[Begin Data in this exercise]

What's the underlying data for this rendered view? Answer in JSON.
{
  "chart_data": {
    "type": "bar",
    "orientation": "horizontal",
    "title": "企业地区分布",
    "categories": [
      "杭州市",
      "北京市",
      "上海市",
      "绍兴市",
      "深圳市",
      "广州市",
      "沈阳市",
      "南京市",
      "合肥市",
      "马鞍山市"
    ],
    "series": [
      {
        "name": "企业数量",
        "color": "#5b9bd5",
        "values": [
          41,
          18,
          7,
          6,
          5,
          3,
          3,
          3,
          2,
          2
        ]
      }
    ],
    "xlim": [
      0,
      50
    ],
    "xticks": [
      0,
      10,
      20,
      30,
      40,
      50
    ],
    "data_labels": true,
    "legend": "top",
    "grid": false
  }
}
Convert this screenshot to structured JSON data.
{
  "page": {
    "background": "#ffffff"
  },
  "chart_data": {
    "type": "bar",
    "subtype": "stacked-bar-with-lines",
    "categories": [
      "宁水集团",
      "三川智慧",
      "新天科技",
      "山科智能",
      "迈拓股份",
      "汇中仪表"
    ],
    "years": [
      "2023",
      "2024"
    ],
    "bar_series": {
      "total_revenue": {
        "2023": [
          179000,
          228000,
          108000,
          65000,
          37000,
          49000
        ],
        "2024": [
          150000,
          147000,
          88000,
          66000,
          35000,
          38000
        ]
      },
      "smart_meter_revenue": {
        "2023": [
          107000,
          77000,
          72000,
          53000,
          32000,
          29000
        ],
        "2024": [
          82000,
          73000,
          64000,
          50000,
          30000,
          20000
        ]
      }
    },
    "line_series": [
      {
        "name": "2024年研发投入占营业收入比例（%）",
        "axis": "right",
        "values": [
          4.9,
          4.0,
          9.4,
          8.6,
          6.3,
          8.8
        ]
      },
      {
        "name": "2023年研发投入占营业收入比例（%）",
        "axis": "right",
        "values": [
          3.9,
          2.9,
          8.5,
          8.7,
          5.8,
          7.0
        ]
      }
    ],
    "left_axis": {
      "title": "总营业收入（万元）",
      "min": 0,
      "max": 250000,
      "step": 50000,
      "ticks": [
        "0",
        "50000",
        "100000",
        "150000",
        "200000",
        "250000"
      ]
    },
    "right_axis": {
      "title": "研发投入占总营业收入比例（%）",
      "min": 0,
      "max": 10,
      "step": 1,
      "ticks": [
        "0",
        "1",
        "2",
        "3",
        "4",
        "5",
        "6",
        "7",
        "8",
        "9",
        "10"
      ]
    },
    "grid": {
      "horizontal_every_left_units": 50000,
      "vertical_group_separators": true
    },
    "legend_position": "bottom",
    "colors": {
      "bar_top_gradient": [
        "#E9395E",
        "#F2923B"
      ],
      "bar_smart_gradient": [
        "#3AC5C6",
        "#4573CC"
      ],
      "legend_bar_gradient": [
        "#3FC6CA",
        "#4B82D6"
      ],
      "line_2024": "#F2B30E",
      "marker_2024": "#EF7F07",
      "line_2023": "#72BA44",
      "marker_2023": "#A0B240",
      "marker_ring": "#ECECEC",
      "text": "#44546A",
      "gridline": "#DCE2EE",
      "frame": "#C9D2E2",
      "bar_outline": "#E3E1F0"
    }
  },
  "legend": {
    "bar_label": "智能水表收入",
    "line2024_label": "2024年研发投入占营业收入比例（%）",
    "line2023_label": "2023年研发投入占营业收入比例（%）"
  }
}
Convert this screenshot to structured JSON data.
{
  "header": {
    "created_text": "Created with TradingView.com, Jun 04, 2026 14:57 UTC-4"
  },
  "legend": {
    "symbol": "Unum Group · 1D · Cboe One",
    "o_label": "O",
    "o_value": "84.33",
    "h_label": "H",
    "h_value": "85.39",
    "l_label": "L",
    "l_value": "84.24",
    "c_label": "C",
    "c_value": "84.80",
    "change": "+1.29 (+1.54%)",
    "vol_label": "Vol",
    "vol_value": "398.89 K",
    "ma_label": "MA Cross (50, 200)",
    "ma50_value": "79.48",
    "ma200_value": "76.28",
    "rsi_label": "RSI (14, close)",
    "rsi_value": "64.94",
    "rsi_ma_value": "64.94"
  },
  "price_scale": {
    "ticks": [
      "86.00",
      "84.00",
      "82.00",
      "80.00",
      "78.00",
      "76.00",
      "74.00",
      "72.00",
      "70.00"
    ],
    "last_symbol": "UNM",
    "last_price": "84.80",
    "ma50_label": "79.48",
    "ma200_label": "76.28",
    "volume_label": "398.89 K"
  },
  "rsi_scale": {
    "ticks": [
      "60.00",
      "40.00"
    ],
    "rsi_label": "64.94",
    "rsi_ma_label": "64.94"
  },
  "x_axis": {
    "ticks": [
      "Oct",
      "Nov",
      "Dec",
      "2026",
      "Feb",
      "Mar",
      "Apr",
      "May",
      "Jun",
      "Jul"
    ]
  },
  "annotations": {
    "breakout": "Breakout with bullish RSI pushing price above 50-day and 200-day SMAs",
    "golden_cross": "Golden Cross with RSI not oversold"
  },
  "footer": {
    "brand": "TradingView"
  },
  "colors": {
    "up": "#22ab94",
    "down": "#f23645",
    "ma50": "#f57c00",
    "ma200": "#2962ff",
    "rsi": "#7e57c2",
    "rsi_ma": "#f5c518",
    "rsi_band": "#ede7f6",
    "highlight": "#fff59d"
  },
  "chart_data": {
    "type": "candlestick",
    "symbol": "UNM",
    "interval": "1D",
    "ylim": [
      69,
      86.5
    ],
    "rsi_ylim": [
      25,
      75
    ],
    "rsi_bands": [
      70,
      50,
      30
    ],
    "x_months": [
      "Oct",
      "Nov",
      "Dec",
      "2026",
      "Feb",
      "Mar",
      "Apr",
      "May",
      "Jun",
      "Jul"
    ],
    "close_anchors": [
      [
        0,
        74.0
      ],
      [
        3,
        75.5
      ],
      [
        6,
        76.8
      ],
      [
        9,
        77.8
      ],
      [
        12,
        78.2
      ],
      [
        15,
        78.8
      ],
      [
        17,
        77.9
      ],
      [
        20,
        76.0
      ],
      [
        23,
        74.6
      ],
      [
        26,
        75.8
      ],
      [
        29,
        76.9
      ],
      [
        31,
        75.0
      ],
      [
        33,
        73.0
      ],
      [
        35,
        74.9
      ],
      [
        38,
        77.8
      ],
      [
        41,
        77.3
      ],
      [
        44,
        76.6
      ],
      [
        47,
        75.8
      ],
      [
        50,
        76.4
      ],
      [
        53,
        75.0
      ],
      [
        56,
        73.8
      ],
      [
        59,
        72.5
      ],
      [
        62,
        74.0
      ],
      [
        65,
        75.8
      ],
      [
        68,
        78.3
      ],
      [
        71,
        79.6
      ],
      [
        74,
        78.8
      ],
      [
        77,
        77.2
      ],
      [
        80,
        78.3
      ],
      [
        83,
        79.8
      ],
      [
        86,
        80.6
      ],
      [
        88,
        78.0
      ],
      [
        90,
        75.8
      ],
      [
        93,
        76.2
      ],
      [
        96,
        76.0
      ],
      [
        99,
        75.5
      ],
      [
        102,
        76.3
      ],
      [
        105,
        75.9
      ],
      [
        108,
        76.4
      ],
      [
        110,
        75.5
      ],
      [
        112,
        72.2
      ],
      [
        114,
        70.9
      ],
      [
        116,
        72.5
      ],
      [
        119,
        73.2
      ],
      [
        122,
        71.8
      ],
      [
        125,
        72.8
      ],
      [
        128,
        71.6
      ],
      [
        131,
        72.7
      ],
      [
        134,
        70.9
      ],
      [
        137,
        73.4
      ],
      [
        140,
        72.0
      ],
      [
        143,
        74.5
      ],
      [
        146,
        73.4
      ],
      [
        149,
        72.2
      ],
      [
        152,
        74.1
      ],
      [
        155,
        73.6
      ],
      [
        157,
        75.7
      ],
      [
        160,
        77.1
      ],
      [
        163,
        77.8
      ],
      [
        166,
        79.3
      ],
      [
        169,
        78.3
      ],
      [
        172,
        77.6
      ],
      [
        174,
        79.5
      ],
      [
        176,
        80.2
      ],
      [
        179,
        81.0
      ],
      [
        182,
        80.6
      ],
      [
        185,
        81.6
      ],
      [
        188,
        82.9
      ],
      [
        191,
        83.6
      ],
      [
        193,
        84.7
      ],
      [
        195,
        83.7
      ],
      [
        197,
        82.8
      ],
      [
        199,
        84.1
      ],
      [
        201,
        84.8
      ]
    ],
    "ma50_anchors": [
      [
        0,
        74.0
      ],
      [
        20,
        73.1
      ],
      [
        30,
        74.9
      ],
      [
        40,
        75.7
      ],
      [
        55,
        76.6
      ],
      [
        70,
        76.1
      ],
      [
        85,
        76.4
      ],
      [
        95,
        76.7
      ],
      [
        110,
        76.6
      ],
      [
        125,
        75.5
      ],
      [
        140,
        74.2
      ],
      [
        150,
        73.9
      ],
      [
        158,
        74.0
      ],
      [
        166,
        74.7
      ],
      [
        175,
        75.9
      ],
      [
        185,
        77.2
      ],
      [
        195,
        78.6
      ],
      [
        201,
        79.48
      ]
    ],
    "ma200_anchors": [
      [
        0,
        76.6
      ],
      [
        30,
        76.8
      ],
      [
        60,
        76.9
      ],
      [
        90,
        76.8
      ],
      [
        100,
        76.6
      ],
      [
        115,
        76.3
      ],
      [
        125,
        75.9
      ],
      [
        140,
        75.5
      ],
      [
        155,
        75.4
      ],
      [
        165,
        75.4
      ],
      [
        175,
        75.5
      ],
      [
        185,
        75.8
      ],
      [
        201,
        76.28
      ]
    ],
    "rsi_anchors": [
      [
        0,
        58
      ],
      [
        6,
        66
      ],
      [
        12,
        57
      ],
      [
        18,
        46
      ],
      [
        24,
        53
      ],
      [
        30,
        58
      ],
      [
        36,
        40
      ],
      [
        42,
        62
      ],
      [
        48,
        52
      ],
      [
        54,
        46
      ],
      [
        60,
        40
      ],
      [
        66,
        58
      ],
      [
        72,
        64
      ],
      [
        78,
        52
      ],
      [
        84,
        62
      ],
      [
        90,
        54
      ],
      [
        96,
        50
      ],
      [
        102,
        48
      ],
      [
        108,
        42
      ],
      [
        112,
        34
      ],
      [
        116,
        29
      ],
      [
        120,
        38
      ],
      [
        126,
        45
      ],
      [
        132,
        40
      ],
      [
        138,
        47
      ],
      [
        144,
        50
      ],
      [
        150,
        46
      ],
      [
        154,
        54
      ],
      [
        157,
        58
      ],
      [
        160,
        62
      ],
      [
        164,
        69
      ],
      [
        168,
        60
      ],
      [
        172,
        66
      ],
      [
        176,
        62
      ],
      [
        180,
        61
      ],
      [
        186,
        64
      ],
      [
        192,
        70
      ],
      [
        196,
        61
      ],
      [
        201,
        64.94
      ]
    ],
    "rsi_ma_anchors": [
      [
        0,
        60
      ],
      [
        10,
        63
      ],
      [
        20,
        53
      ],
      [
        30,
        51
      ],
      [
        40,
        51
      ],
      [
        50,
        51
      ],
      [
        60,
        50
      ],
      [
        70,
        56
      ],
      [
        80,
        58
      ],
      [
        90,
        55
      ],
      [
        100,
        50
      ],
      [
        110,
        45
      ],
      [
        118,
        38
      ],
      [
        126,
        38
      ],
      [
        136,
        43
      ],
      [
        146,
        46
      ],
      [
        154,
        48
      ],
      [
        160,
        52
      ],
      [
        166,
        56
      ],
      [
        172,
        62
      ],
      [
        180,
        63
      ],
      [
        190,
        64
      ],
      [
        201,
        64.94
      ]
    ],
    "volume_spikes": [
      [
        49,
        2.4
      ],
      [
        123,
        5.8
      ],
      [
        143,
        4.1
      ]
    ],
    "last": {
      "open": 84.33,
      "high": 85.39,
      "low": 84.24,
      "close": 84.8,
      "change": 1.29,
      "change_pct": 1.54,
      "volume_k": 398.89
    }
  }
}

[End Data in this exercise]

**Work to do**
Read through the data and copy every line where "true" shows up.

**Result**
    "data_labels": true,
      "vertical_group_separators": true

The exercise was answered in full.